Records from a data source
================

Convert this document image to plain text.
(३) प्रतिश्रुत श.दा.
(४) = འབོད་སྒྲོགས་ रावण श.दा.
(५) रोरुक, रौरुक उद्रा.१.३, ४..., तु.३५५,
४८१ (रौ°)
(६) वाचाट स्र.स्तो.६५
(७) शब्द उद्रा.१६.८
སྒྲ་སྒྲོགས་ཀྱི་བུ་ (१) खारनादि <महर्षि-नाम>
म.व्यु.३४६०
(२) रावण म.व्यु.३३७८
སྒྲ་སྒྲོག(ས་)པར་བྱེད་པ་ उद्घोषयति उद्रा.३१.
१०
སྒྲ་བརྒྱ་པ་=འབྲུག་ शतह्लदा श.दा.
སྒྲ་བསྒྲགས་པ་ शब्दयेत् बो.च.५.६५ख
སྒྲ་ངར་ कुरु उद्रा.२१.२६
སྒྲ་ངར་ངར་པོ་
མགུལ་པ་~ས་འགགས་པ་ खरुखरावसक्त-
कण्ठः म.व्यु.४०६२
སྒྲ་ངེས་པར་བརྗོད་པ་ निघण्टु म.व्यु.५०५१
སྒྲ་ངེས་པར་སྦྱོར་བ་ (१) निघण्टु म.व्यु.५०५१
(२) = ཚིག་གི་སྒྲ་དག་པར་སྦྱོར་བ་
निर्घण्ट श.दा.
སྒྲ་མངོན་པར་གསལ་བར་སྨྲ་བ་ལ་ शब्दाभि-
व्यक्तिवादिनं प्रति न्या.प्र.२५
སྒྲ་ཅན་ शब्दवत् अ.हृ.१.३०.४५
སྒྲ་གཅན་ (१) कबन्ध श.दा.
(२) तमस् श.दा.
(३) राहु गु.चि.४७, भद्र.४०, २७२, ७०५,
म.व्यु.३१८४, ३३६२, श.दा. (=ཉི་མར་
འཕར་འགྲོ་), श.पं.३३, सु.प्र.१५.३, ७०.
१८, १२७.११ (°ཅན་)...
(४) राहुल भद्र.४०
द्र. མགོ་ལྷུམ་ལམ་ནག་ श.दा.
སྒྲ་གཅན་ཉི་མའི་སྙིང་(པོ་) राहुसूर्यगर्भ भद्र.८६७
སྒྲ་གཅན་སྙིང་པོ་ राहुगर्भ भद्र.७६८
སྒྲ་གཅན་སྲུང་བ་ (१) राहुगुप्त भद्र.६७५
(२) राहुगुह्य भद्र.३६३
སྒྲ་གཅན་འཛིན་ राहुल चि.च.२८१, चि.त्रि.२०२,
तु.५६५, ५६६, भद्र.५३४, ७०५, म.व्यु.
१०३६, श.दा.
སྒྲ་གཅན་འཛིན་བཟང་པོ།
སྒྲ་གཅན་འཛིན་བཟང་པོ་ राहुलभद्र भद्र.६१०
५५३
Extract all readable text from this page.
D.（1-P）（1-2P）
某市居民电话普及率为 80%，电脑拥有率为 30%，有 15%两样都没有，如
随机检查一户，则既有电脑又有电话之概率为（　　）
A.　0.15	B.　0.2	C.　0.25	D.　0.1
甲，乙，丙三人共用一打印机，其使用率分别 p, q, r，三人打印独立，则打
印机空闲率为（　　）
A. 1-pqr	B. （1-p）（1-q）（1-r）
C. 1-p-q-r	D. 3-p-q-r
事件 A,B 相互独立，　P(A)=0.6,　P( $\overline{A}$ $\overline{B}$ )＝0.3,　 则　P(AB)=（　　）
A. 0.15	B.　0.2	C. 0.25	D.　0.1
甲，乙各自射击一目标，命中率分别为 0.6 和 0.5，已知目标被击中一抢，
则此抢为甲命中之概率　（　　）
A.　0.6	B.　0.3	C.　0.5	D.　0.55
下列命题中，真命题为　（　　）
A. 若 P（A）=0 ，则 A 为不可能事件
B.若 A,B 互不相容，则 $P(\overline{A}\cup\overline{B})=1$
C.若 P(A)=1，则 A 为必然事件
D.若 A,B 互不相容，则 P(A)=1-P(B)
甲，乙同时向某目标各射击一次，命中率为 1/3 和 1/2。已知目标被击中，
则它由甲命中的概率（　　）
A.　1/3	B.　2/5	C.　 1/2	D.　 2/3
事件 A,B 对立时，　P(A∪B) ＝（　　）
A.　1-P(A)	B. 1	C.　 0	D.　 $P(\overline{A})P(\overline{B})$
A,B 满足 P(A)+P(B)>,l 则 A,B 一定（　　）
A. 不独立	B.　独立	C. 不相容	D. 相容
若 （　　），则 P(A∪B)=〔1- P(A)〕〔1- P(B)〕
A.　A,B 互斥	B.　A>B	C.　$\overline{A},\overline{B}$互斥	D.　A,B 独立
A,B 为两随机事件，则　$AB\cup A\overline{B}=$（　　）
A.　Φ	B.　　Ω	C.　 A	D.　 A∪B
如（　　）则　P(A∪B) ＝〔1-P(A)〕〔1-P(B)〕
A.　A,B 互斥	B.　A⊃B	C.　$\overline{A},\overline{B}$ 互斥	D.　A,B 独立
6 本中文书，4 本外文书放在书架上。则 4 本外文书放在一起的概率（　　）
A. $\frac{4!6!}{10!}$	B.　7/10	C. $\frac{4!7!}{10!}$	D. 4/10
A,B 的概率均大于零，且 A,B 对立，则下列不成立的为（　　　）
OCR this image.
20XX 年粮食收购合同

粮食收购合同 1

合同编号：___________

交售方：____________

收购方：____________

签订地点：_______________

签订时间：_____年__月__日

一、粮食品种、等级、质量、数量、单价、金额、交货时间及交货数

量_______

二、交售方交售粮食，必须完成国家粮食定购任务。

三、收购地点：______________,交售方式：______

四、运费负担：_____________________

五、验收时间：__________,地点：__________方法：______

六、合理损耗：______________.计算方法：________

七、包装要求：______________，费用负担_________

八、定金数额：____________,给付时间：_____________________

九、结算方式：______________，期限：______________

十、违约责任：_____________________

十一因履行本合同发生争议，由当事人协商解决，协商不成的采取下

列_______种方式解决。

================

Brief:
Your task is to retype all of the records exactly.

Full answer:
Convert this document image to plain text.
(३) प्रतिश्रुत श.दा.
(४) = འབོད་སྒྲོགས་ रावण श.दा.
(५) रोरुक, रौरुक उद्रा.१.३, ४..., तु.३५५,
४८१ (रौ°)
(६) वाचाट स्र.स्तो.६५
(७) शब्द उद्रा.१६.८
སྒྲ་སྒྲོགས་ཀྱི་བུ་ (१) खारनादि <महर्षि-नाम>
म.व्यु.३४६०
(२) रावण म.व्यु.३३७८
སྒྲ་སྒྲོག(ས་)པར་བྱེད་པ་ उद्घोषयति उद्रा.३१.
१०
སྒྲ་བརྒྱ་པ་=འབྲུག་ शतह्लदा श.दा.
སྒྲ་བསྒྲགས་པ་ शब्दयेत् बो.च.५.६५ख
སྒྲ་ངར་ कुरु उद्रा.२१.२६
སྒྲ་ངར་ངར་པོ་
མགུལ་པ་~ས་འགགས་པ་ खरुखरावसक्त-
कण्ठः म.व्यु.४०६२
སྒྲ་ངེས་པར་བརྗོད་པ་ निघण्टु म.व्यु.५०५१
སྒྲ་ངེས་པར་སྦྱོར་བ་ (१) निघण्टु म.व्यु.५०५१
(२) = ཚིག་གི་སྒྲ་དག་པར་སྦྱོར་བ་
निर्घण्ट श.दा.
སྒྲ་མངོན་པར་གསལ་བར་སྨྲ་བ་ལ་ शब्दाभि-
व्यक्तिवादिनं प्रति न्या.प्र.२५
སྒྲ་ཅན་ शब्दवत् अ.हृ.१.३०.४५
སྒྲ་གཅན་ (१) कबन्ध श.दा.
(२) तमस् श.दा.
(३) राहु गु.चि.४७, भद्र.४०, २७२, ७०५,
म.व्यु.३१८४, ३३६२, श.दा. (=ཉི་མར་
འཕར་འགྲོ་), श.पं.३३, सु.प्र.१५.३, ७०.
१८, १२७.११ (°ཅན་)...
(४) राहुल भद्र.४०
द्र. མགོ་ལྷུམ་ལམ་ནག་ श.दा.
སྒྲ་གཅན་ཉི་མའི་སྙིང་(པོ་) राहुसूर्यगर्भ भद्र.८६७
སྒྲ་གཅན་སྙིང་པོ་ राहुगर्भ भद्र.७६८
སྒྲ་གཅན་སྲུང་བ་ (१) राहुगुप्त भद्र.६७५
(२) राहुगुह्य भद्र.३६३
སྒྲ་གཅན་འཛིན་ राहुल चि.च.२८१, चि.त्रि.२०२,
तु.५६५, ५६६, भद्र.५३४, ७०५, म.व्यु.
१०३६, श.दा.
སྒྲ་གཅན་འཛིན་བཟང་པོ།
སྒྲ་གཅན་འཛིན་བཟང་པོ་ राहुलभद्र भद्र.६१०
५५३
Extract all readable text from this page.
D.（1-P）（1-2P）
某市居民电话普及率为 80%，电脑拥有率为 30%，有 15%两样都没有，如
随机检查一户，则既有电脑又有电话之概率为（　　）
A.　0.15	B.　0.2	C.　0.25	D.　0.1
甲，乙，丙三人共用一打印机，其使用率分别 p, q, r，三人打印独立，则打
印机空闲率为（　　）
A. 1-pqr	B. （1-p）（1-q）（1-r）
C. 1-p-q-r	D. 3-p-q-r
事件 A,B 相互独立，　P(A)=0.6,　P( $\overline{A}$ $\overline{B}$ )＝0.3,　 则　P(AB)=（　　）
A. 0.15	B.　0.2	C. 0.25	D.　0.1
甲，乙各自射击一目标，命中率分别为 0.6 和 0.5，已知目标被击中一抢，
则此抢为甲命中之概率　（　　）
A.　0.6	B.　0.3	C.　0.5	D.　0.55
下列命题中，真命题为　（　　）
A. 若 P（A）=0 ，则 A 为不可能事件
B.若 A,B 互不相容，则 $P(\overline{A}\cup\overline{B})=1$
C.若 P(A)=1，则 A 为必然事件
D.若 A,B 互不相容，则 P(A)=1-P(B)
甲，乙同时向某目标各射击一次，命中率为 1/3 和 1/2。已知目标被击中，
则它由甲命中的概率（　　）
A.　1/3	B.　2/5	C.　 1/2	D.　 2/3
事件 A,B 对立时，　P(A∪B) ＝（　　）
A.　1-P(A)	B. 1	C.　 0	D.　 $P(\overline{A})P(\overline{B})$
A,B 满足 P(A)+P(B)>,l 则 A,B 一定（　　）
A. 不独立	B.　独立	C. 不相容	D. 相容
若 （　　），则 P(A∪B)=〔1- P(A)〕〔1- P(B)〕
A.　A,B 互斥	B.　A>B	C.　$\overline{A},\overline{B}$互斥	D.　A,B 独立
A,B 为两随机事件，则　$AB\cup A\overline{B}=$（　　）
A.　Φ	B.　　Ω	C.　 A	D.　 A∪B
如（　　）则　P(A∪B) ＝〔1-P(A)〕〔1-P(B)〕
A.　A,B 互斥	B.　A⊃B	C.　$\overline{A},\overline{B}$ 互斥	D.　A,B 独立
6 本中文书，4 本外文书放在书架上。则 4 本外文书放在一起的概率（　　）
A. $\frac{4!6!}{10!}$	B.　7/10	C. $\frac{4!7!}{10!}$	D. 4/10
A,B 的概率均大于零，且 A,B 对立，则下列不成立的为（　　　）
OCR this image.
20XX 年粮食收购合同

粮食收购合同 1

合同编号：___________

交售方：____________

收购方：____________

签订地点：_______________

签订时间：_____年__月__日

一、粮食品种、等级、质量、数量、单价、金额、交货时间及交货数

量_______

二、交售方交售粮食，必须完成国家粮食定购任务。

三、收购地点：______________,交售方式：______

四、运费负担：_____________________

五、验收时间：__________,地点：__________方法：______

六、合理损耗：______________.计算方法：________

七、包装要求：______________，费用负担_________

八、定金数额：____________,给付时间：_____________________

九、结算方式：______________，期限：______________

十、违约责任：_____________________

十一因履行本合同发生争议，由当事人协商解决，协商不成的采取下

列_______种方式解决。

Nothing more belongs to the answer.